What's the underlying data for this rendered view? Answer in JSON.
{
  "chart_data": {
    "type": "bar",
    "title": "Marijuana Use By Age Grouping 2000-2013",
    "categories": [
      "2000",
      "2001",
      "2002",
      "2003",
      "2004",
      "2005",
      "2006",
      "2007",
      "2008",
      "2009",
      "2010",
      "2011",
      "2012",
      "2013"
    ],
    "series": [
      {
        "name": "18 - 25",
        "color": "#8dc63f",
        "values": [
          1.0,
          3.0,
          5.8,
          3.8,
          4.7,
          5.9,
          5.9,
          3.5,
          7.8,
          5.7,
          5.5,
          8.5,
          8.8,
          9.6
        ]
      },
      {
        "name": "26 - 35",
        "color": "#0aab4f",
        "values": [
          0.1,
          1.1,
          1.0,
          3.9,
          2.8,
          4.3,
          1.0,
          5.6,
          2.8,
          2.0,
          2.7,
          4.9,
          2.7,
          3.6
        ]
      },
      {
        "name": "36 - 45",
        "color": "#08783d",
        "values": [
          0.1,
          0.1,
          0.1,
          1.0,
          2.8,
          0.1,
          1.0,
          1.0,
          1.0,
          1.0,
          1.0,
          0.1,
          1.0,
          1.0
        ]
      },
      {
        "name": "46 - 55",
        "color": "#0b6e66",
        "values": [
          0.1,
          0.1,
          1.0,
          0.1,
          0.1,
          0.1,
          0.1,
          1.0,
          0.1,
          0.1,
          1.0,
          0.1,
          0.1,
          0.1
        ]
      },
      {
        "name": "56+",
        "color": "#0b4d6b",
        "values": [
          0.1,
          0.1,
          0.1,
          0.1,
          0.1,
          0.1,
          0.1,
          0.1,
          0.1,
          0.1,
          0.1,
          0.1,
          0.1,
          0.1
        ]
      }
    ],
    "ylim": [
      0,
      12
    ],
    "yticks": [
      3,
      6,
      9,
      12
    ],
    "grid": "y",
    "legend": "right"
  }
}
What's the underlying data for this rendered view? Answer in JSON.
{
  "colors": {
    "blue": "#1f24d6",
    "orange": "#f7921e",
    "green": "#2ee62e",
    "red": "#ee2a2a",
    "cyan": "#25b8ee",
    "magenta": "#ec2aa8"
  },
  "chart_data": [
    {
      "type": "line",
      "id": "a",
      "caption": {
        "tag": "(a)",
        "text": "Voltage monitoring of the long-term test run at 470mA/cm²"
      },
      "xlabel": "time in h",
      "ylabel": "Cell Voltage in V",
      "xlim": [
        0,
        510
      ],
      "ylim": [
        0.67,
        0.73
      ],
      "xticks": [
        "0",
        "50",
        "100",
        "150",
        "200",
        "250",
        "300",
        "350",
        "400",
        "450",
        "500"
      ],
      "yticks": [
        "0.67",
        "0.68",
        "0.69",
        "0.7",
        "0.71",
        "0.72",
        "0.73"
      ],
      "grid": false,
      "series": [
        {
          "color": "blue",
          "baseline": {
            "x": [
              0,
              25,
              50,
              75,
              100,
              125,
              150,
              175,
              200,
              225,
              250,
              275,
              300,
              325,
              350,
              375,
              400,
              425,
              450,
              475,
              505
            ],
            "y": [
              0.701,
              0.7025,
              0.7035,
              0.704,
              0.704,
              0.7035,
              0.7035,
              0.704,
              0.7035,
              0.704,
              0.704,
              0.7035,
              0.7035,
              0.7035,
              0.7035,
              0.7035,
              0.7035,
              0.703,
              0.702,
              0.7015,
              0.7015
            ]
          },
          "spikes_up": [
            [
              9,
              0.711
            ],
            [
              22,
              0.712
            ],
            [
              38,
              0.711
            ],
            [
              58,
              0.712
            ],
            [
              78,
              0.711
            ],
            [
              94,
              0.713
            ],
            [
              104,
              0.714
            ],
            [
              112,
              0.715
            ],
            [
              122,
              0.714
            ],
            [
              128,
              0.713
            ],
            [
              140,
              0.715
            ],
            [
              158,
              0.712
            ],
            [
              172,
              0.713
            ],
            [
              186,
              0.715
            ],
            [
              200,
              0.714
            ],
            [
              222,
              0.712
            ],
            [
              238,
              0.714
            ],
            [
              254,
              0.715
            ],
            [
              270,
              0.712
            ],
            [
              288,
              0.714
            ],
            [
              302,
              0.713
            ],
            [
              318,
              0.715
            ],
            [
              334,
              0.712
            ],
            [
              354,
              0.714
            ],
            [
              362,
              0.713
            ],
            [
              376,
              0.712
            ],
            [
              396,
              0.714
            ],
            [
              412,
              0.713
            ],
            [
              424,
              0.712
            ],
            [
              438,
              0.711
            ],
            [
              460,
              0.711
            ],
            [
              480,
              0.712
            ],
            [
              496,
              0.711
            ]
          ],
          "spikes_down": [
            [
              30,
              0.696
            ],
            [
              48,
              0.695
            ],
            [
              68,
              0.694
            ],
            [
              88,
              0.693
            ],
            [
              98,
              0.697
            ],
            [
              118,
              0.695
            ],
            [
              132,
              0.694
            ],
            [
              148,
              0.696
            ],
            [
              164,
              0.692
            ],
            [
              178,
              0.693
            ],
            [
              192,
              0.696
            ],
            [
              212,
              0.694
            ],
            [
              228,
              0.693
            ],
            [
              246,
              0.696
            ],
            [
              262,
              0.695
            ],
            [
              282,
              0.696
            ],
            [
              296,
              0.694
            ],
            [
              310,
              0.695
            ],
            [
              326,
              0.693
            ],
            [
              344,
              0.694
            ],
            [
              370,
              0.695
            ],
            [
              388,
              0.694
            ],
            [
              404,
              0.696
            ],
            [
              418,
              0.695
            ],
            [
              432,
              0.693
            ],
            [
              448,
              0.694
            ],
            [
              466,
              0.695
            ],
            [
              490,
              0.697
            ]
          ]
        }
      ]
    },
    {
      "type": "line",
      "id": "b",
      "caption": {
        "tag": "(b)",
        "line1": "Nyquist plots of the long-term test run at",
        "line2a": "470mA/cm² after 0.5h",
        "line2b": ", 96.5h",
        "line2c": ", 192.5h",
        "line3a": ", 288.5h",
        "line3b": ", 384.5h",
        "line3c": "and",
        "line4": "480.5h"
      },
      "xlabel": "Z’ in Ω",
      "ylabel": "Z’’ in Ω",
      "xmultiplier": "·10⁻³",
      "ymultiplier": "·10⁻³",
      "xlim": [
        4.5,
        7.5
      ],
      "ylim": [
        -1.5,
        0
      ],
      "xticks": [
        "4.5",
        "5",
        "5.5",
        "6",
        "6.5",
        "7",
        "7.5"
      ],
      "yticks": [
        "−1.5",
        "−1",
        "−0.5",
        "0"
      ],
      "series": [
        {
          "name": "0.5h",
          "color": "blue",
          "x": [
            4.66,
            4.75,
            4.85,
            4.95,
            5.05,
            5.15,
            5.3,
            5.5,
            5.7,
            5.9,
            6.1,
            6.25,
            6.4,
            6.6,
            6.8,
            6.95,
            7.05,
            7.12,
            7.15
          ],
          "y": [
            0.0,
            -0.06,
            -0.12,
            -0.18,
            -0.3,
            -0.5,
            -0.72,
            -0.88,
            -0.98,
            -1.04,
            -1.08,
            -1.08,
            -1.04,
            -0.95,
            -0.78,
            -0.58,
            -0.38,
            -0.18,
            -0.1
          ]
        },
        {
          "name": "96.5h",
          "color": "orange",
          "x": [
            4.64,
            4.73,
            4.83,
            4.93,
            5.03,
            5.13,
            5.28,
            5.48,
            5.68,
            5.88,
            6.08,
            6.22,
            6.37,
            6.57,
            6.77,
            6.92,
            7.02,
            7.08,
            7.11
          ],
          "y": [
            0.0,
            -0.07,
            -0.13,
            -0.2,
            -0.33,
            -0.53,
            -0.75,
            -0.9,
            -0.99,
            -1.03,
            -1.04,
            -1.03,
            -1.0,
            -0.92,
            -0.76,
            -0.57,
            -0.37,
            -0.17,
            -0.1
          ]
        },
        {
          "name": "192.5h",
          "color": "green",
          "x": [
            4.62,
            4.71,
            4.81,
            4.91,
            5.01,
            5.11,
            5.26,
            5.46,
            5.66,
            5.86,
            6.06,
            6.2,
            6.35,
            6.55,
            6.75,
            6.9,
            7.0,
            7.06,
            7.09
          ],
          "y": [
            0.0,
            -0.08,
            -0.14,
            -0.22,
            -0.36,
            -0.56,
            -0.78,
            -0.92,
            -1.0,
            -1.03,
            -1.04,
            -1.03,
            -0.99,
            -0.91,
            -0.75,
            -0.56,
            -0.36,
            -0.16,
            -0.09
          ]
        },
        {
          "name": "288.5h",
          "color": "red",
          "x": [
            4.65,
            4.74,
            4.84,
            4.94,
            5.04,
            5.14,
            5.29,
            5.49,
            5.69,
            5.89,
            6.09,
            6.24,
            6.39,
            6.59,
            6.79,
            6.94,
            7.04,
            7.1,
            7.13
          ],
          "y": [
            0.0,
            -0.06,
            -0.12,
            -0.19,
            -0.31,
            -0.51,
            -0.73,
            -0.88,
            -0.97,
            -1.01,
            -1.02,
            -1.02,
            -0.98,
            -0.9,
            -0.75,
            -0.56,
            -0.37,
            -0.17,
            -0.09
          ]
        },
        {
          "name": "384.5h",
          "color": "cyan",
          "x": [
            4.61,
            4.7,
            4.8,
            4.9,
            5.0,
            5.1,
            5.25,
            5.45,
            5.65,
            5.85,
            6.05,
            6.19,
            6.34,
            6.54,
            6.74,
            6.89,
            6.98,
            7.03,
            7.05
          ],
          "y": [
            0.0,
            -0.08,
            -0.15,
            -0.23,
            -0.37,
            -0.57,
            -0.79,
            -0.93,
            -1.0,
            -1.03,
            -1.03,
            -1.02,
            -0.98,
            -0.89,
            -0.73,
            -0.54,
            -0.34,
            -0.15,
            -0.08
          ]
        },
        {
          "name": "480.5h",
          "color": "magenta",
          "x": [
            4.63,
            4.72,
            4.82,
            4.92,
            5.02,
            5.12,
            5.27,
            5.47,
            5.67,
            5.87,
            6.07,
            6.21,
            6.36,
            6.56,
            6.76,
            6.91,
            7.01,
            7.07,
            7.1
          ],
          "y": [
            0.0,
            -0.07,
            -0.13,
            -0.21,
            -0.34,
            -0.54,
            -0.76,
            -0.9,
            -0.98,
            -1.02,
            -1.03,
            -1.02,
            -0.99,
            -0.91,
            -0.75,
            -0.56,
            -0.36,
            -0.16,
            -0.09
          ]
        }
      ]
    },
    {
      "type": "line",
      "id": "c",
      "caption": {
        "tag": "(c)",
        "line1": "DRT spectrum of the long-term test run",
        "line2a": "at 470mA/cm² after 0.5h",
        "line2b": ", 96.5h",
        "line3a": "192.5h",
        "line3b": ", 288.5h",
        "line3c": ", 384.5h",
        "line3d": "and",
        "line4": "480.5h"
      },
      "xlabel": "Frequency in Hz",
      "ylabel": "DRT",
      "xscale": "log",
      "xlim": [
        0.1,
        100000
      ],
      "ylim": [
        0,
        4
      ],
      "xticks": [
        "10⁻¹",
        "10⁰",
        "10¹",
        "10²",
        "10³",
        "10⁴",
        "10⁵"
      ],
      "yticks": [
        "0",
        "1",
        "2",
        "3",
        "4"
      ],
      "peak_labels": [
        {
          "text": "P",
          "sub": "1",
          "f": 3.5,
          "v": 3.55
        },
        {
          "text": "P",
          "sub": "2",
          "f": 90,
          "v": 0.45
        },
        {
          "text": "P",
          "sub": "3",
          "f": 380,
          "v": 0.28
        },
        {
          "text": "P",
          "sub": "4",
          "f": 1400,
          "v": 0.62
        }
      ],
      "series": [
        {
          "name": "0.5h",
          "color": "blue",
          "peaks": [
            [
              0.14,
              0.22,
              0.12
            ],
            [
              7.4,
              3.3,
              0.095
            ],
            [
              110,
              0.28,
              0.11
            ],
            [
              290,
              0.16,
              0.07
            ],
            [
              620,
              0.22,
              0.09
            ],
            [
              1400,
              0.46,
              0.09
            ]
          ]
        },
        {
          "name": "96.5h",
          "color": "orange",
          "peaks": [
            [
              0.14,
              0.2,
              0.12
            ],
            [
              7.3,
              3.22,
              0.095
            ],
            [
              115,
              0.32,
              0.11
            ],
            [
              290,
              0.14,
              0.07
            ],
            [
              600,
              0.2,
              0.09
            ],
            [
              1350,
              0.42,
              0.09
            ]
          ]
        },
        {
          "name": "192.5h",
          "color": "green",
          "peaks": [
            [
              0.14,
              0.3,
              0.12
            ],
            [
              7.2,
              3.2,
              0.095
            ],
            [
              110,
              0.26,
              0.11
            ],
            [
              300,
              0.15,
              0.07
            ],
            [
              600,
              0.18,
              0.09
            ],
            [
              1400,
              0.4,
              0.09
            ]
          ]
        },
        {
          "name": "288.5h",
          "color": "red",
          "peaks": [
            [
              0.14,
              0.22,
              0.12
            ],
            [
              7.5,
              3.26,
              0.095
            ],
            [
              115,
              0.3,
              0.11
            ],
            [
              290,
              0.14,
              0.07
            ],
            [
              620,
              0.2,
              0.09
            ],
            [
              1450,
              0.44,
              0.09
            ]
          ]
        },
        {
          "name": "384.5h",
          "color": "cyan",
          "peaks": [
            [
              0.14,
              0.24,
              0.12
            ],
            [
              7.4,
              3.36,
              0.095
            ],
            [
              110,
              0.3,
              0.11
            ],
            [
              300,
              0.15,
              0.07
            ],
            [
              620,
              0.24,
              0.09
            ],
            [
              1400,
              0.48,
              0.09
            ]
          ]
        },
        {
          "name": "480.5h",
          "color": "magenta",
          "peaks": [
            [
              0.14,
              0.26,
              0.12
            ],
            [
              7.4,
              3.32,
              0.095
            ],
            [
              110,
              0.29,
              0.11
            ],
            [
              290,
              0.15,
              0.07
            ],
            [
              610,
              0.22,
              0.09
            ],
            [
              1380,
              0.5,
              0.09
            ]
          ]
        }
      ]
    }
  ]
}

::::

_EXERCISE:_ From the data above, count the lines where "long" occurs and give that figure and nothing else.

_ANSWER TO THE EXERCISE:_ 3